Fragmento de página
‘La intolerancia nunca tendrá cabida en nuestra sociedad’. Con esta frase rotunda concluía el mensaje donde el presidente de la Junta de Andalucía expresaba su condena por el crimen ocurrido en Algeciras. Como recordarán, en aquella localidad un joven marroquí, armado con un machete de grandes dimensiones, asesinó al sacristán de la Iglesia de la Palma; unos minutos antes había irrumpido en otra iglesia cercana hiriendo al sacerdote, un salesiano de 74 años, y a otras personas que asistían a misa.
El terrible suceso ha generado toda clase de reacciones de condena y pesar, incluyendo las de quienes han hablado del ‘fallecimiento’ del sacristán, y en ellas no han faltado naturalmente las apelaciones a la tolerancia. El presidente del Gobierno no sólo señaló que la sociedad rechaza ‘con total rotundidad el fanatismo, el odio y la violencia’, sino que insistió en la necesidad de la tolerancia como uno de los valores que inspiran una sociedad abierta como la española. Las palabras de Moreno Bonilla, que citaba al principio, iban en el mismo sentido: en una sociedad democrática y pacífica como la nuestra no caben la intolerancia ni el fanatismo. ¿Quién sostendría lo contrario?

Listado
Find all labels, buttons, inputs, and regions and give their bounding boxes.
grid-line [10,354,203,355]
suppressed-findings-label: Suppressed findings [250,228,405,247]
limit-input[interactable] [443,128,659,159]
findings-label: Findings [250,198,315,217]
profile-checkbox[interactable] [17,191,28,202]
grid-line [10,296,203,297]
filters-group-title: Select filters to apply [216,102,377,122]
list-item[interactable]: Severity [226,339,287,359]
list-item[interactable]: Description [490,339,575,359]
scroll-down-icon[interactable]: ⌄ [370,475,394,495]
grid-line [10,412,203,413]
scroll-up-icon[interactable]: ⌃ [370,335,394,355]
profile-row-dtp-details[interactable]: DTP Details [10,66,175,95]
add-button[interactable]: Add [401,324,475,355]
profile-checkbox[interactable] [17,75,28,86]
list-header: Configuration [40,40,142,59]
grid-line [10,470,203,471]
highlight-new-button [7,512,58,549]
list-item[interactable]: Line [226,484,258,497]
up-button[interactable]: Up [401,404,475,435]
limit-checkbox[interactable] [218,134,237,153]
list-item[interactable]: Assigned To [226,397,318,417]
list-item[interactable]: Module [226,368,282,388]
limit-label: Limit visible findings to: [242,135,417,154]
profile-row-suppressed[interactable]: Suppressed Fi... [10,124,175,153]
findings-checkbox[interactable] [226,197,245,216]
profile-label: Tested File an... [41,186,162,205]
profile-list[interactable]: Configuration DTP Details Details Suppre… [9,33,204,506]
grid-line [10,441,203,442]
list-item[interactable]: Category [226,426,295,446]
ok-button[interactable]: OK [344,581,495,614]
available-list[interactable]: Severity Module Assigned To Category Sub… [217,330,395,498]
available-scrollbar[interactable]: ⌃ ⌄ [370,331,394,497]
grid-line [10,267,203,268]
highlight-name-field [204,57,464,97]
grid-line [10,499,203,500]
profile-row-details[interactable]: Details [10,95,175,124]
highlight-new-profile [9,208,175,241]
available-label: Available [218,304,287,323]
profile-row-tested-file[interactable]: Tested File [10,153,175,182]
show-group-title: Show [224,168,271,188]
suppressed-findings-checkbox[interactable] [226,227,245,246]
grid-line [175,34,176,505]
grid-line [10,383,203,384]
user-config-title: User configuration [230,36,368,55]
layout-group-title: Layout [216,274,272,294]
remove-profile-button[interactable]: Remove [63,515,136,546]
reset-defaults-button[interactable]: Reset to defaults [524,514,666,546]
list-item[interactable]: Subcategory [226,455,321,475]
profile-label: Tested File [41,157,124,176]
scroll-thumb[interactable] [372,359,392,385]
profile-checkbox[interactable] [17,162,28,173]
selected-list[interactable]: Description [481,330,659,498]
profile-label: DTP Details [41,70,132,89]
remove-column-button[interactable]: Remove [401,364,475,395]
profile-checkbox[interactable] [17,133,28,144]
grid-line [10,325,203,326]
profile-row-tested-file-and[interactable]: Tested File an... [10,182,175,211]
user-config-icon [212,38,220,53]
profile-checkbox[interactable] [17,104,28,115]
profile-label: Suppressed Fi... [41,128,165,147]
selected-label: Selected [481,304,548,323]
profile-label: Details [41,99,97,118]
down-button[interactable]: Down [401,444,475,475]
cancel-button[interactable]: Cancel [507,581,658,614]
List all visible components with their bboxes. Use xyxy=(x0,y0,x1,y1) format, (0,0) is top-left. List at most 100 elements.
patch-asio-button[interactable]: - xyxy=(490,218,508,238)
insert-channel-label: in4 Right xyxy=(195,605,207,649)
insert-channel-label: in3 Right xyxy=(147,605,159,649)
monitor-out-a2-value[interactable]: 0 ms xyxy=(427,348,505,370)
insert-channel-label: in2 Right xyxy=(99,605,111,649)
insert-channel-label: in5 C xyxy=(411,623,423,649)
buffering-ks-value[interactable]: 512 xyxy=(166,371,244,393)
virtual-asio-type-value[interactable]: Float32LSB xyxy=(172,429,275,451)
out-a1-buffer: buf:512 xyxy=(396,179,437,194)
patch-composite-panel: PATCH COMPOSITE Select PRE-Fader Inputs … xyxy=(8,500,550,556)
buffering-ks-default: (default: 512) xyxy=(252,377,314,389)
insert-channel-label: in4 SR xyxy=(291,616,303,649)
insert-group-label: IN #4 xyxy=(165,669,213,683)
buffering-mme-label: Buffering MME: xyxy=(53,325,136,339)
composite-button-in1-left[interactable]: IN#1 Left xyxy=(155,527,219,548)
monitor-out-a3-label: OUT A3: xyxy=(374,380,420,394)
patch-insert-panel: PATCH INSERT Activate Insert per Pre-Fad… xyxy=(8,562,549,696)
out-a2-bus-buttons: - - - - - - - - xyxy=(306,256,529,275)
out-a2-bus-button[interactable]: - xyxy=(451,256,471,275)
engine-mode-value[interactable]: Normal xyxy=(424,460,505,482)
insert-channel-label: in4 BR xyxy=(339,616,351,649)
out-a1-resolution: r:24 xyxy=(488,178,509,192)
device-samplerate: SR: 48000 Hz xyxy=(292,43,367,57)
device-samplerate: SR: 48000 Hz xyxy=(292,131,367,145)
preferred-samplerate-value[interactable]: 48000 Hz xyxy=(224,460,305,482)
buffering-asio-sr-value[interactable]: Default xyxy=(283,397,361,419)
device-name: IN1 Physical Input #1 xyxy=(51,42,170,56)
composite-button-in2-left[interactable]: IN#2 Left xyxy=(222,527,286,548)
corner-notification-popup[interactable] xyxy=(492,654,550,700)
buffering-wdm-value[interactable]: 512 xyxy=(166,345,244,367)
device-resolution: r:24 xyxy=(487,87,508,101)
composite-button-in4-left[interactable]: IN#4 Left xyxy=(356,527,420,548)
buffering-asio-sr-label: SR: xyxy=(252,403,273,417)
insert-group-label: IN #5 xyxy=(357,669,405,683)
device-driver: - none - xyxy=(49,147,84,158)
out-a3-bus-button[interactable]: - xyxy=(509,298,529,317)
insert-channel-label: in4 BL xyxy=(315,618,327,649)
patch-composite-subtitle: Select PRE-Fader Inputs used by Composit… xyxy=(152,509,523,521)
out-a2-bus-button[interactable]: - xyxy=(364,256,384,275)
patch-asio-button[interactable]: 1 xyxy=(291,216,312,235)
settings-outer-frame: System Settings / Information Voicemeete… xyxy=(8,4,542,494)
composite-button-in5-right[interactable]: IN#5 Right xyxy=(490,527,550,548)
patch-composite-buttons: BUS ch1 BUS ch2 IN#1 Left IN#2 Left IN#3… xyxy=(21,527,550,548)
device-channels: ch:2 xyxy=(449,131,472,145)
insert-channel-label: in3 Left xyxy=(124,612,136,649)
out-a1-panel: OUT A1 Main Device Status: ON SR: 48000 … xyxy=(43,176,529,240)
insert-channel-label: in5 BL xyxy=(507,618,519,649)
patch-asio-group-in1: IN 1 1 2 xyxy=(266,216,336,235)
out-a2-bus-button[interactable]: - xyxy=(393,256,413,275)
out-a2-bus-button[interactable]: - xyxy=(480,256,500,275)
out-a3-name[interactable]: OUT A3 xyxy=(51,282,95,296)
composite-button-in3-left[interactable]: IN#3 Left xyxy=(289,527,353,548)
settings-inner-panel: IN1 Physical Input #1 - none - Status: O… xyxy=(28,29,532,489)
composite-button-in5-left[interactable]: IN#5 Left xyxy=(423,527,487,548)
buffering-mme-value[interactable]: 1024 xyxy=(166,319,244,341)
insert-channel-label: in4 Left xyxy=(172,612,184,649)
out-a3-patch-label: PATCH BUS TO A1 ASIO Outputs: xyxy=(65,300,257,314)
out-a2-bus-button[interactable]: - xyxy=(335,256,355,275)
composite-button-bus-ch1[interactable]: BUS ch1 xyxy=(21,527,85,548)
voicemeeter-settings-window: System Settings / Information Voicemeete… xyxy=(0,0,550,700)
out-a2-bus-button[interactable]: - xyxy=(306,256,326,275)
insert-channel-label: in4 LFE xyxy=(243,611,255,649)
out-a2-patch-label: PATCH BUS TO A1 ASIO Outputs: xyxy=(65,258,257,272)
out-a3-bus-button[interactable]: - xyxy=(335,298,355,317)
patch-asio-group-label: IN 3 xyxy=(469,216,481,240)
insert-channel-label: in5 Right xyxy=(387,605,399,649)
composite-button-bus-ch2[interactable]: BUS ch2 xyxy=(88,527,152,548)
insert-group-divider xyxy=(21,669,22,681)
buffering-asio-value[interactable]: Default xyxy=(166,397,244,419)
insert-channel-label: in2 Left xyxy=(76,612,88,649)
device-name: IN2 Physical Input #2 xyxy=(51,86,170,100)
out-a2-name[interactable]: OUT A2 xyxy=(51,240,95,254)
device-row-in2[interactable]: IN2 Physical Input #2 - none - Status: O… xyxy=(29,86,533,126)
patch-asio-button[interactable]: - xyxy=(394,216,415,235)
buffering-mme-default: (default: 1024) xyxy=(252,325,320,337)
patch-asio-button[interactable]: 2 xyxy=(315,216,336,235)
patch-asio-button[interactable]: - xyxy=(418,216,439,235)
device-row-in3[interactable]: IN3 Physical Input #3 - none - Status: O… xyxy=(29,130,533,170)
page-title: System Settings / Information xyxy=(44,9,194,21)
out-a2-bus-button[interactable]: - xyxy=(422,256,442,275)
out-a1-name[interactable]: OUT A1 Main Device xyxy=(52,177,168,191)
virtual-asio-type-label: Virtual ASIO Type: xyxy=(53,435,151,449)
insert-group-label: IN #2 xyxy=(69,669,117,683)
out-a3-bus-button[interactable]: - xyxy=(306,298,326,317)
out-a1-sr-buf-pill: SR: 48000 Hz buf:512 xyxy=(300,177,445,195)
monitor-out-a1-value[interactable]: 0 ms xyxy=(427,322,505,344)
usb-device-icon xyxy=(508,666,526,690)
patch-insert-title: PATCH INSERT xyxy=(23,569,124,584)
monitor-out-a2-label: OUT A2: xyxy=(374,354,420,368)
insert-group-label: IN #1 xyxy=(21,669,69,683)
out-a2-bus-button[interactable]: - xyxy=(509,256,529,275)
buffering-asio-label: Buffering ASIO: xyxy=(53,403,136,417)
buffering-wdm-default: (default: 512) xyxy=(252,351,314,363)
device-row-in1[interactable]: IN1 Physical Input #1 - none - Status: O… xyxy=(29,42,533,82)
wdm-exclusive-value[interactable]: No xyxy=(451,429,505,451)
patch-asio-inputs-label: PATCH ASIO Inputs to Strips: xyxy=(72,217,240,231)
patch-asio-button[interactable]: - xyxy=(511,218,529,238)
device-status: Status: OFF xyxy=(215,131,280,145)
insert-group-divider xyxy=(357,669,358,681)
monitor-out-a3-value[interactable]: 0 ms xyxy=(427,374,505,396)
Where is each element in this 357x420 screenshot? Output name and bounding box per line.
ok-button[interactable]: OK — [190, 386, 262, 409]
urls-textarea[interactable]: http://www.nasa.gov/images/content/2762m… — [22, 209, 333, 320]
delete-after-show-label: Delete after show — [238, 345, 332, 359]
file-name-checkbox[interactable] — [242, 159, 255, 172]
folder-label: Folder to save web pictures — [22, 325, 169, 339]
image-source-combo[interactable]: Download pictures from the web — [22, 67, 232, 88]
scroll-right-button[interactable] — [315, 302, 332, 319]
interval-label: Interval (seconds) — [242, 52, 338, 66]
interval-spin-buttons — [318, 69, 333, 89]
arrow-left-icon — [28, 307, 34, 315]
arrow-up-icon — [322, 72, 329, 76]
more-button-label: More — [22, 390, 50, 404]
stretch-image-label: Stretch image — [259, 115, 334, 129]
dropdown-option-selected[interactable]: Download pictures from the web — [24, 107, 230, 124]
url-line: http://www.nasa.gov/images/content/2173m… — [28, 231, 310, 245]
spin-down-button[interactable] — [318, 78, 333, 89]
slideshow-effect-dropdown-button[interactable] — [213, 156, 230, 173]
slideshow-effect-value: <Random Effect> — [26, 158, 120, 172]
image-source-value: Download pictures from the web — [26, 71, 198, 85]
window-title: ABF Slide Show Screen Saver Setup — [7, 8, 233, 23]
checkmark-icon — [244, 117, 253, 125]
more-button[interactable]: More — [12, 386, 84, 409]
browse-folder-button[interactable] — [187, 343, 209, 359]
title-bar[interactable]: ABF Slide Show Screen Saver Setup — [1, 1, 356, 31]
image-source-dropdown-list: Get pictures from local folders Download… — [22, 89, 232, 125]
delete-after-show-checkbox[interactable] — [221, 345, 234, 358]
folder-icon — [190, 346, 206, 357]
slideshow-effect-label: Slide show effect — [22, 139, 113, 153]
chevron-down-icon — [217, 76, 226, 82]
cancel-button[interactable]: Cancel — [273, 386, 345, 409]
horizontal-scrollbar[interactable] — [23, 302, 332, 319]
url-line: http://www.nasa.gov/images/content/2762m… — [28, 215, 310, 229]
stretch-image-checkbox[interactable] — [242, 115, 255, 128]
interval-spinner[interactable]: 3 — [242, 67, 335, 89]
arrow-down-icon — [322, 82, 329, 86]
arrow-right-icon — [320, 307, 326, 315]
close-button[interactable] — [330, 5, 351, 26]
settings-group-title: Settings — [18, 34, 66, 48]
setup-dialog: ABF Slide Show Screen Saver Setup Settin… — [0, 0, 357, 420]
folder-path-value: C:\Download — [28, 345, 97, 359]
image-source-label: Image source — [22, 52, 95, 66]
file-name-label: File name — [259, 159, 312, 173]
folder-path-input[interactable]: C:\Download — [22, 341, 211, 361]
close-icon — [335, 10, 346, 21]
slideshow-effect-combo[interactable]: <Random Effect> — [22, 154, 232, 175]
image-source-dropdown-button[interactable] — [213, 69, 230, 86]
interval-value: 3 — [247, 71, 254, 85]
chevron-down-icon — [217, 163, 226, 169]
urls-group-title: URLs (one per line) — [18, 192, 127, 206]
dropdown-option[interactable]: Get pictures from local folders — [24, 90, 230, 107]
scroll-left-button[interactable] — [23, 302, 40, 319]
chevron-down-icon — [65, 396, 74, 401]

Tarea pendiente
Del fragmento sobre el crimen de Algeciras, reproduce tal cual el pasaje que empieza con las palabras que contienen "El terrible suceso" y termina con "sostendría lo contrario?".

Respuesta
El terrible suceso ha generado toda clase de reacciones de condena y pesar, incluyendo las de quienes han hablado del ‘fallecimiento’ del sacristán, y en ellas no han faltado naturalmente las apelaciones a la tolerancia. El presidente del Gobierno no sólo señaló que la sociedad rechaza ‘con total rotundidad el fanatismo, el odio y la violencia’, sino que insistió en la necesidad de la tolerancia como uno de los valores que inspiran una sociedad abierta como la española. Las palabras de Moreno Bonilla, que citaba al principio, iban en el mismo sentido: en una sociedad democrática y pacífica como la nuestra no caben la intolerancia ni el fanatismo. ¿Quién sostendría lo contrario?